*Problem description*: Return the lines beginning at the one that contains "Serialize everything readable" and continuing to the end of the entries, including both ends, exactly as written and nothing else.

# Records to process start

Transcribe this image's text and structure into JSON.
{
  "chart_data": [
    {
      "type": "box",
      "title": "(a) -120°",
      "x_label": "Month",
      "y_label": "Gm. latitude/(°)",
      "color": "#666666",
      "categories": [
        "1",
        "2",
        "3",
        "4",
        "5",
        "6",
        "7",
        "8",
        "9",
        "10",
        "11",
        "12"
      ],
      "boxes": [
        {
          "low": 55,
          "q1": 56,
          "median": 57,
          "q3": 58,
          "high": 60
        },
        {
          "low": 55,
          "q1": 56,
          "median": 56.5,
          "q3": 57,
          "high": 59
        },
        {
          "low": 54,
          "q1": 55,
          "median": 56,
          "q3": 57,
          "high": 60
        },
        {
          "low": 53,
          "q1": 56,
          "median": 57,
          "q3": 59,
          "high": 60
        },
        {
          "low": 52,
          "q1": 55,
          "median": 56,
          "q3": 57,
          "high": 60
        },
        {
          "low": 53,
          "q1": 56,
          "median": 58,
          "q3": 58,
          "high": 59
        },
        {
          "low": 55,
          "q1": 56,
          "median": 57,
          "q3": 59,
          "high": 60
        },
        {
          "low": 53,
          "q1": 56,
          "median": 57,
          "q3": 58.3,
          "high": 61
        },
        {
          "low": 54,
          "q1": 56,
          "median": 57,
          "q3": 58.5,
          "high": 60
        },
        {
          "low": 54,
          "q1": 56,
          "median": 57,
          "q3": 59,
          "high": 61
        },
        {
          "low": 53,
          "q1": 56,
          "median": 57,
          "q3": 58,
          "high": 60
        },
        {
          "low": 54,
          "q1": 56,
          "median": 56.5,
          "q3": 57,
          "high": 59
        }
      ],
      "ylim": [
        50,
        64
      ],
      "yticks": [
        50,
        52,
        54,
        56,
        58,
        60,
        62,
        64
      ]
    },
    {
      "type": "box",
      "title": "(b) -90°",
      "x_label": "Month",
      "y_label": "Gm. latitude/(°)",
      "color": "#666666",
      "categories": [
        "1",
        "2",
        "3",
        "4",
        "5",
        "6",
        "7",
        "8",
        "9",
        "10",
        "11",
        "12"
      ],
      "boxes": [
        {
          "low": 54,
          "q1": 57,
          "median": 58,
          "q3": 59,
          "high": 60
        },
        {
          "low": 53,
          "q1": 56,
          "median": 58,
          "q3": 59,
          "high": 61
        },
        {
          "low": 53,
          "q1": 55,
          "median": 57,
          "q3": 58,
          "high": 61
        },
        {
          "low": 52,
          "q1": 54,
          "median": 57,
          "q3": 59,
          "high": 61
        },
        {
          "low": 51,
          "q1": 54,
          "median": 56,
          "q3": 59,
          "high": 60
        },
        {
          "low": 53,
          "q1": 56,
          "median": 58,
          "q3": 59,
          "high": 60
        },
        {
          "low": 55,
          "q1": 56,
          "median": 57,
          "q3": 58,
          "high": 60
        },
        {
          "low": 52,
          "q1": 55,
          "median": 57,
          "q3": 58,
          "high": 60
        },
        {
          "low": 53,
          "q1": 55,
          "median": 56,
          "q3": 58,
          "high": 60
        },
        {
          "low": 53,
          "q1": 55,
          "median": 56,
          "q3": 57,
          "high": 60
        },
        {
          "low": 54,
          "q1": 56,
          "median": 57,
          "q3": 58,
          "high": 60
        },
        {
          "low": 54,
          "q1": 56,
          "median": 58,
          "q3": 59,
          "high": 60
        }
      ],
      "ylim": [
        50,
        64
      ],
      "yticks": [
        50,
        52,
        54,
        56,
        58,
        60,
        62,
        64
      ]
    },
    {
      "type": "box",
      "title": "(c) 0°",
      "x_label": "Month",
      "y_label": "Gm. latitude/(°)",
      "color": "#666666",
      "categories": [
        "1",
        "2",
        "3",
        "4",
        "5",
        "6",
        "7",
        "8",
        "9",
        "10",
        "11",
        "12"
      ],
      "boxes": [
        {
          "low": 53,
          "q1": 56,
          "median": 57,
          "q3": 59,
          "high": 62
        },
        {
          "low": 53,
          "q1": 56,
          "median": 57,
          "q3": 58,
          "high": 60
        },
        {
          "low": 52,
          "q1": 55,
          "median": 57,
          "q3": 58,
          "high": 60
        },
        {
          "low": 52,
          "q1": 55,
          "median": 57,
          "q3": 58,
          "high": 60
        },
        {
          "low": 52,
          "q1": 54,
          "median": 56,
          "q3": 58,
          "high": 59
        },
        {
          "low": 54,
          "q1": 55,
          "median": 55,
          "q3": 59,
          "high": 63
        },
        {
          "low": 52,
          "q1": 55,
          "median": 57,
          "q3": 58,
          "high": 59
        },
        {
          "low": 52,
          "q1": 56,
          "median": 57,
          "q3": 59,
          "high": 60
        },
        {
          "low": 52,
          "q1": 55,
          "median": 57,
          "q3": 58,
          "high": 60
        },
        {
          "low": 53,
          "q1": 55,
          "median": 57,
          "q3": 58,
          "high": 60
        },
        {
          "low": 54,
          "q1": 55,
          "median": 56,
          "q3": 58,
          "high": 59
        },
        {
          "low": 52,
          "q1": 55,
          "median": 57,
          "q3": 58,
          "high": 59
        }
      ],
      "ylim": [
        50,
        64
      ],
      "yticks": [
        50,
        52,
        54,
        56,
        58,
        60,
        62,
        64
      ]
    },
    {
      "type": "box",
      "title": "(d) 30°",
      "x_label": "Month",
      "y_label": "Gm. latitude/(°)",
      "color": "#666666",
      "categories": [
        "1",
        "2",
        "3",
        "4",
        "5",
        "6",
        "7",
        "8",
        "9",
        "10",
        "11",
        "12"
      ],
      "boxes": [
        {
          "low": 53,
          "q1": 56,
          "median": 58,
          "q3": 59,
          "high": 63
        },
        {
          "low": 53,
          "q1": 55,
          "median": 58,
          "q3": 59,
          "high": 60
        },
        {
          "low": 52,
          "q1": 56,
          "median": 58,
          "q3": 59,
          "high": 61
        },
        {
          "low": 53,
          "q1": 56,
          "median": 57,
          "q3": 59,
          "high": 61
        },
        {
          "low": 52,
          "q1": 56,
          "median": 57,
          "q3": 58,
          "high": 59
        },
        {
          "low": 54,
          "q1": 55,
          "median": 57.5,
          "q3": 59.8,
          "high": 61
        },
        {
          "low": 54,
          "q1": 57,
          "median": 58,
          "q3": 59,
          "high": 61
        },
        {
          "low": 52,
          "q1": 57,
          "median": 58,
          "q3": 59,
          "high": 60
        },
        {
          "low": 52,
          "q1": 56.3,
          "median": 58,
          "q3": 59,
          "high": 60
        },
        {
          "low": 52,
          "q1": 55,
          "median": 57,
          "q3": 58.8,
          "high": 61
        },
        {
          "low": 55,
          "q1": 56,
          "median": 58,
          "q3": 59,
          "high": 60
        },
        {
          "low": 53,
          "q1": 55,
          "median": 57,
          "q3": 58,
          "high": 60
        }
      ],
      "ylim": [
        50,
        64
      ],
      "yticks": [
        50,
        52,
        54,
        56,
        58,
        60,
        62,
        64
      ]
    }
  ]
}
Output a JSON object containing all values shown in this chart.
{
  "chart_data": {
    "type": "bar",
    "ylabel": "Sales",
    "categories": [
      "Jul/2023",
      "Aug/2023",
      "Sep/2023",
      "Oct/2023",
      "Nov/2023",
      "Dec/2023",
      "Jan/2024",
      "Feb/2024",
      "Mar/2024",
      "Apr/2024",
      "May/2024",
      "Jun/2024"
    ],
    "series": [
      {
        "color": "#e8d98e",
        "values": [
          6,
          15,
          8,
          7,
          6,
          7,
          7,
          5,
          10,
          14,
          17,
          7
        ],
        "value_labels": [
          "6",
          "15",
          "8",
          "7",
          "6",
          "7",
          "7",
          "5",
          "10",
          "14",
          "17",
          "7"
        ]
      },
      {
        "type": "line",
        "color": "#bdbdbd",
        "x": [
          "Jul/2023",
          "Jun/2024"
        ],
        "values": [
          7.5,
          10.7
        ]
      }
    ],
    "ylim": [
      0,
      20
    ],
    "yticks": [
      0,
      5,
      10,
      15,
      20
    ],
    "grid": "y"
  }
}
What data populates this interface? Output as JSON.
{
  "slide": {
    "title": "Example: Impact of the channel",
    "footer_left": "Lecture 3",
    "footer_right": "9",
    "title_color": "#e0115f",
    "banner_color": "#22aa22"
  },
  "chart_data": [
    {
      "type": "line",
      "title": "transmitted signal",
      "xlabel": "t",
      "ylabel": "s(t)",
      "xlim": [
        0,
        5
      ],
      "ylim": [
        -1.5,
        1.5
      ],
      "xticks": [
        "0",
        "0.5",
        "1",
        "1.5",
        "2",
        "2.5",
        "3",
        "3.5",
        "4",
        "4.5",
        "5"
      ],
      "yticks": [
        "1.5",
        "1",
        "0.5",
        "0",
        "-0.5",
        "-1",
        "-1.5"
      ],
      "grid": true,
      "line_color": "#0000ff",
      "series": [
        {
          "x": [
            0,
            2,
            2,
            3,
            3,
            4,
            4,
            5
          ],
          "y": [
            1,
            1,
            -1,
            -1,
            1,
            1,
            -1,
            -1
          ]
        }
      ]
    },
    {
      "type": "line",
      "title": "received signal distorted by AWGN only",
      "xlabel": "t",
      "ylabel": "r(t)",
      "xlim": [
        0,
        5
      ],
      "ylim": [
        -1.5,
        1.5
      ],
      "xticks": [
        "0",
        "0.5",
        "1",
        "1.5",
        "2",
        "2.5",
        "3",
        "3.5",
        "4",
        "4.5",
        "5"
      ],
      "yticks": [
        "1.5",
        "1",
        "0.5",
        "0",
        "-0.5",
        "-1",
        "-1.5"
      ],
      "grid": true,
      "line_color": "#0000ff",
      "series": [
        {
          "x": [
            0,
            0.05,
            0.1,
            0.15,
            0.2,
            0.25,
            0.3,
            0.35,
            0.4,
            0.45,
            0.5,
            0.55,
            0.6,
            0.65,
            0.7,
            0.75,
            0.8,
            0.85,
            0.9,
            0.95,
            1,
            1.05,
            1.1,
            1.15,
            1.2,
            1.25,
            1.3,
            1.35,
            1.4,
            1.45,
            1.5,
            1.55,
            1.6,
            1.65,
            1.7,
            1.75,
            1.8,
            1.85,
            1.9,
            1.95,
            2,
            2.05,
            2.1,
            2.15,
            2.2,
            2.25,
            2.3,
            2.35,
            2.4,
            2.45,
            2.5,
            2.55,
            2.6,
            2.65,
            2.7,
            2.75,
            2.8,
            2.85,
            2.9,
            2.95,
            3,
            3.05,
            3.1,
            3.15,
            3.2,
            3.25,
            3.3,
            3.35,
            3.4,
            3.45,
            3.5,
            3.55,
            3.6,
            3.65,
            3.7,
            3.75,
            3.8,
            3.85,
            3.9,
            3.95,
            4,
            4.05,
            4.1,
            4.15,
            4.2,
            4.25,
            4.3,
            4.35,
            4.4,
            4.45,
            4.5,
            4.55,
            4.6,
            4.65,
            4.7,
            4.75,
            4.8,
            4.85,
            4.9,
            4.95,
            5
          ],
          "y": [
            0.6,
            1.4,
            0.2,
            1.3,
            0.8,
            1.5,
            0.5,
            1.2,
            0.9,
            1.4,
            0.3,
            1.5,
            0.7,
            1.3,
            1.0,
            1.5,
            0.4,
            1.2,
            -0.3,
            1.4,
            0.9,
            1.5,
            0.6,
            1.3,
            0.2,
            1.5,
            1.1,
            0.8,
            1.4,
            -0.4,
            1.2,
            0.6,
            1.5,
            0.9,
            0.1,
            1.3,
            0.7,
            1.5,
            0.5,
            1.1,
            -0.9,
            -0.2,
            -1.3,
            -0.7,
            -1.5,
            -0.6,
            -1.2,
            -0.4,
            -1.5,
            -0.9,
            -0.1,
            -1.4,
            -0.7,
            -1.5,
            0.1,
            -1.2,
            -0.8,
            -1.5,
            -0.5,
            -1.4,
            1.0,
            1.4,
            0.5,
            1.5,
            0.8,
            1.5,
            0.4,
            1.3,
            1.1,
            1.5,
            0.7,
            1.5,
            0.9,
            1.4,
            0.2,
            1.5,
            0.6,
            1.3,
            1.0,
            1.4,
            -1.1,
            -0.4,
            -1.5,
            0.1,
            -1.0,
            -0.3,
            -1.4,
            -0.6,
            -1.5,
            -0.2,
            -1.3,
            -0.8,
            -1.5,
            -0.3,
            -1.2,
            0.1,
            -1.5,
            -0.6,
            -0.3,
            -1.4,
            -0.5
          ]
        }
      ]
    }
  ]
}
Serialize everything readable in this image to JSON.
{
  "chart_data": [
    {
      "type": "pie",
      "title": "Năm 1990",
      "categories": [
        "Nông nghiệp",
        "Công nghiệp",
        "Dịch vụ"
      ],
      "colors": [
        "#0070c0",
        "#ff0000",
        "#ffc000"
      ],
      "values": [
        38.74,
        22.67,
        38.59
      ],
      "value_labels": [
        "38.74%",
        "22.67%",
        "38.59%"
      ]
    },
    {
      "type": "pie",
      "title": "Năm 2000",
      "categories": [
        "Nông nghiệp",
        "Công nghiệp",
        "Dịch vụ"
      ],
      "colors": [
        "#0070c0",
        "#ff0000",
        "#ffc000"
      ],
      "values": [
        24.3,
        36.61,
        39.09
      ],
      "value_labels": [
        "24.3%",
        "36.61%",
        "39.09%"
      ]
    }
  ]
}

# Records to process end

*Task response*:
Serialize everything readable in this image to JSON.
{
  "chart_data": [
    {
      "type": "pie",
      "title": "Năm 1990",
      "categories": [
        "Nông nghiệp",
        "Công nghiệp",
        "Dịch vụ"
      ],
      "colors": [
        "#0070c0",
        "#ff0000",
        "#ffc000"
      ],
      "values": [
        38.74,
        22.67,
        38.59
      ],
      "value_labels": [
        "38.74%",
        "22.67%",
        "38.59%"
      ]
    },
    {
      "type": "pie",
      "title": "Năm 2000",
      "categories": [
        "Nông nghiệp",
        "Công nghiệp",
        "Dịch vụ"
      ],
      "colors": [
        "#0070c0",
        "#ff0000",
        "#ffc000"
      ],
      "values": [
        24.3,
        36.61,
        39.09
      ],
      "value_labels": [
        "24.3%",
        "36.61%",
        "39.09%"
      ]
    }
  ]
}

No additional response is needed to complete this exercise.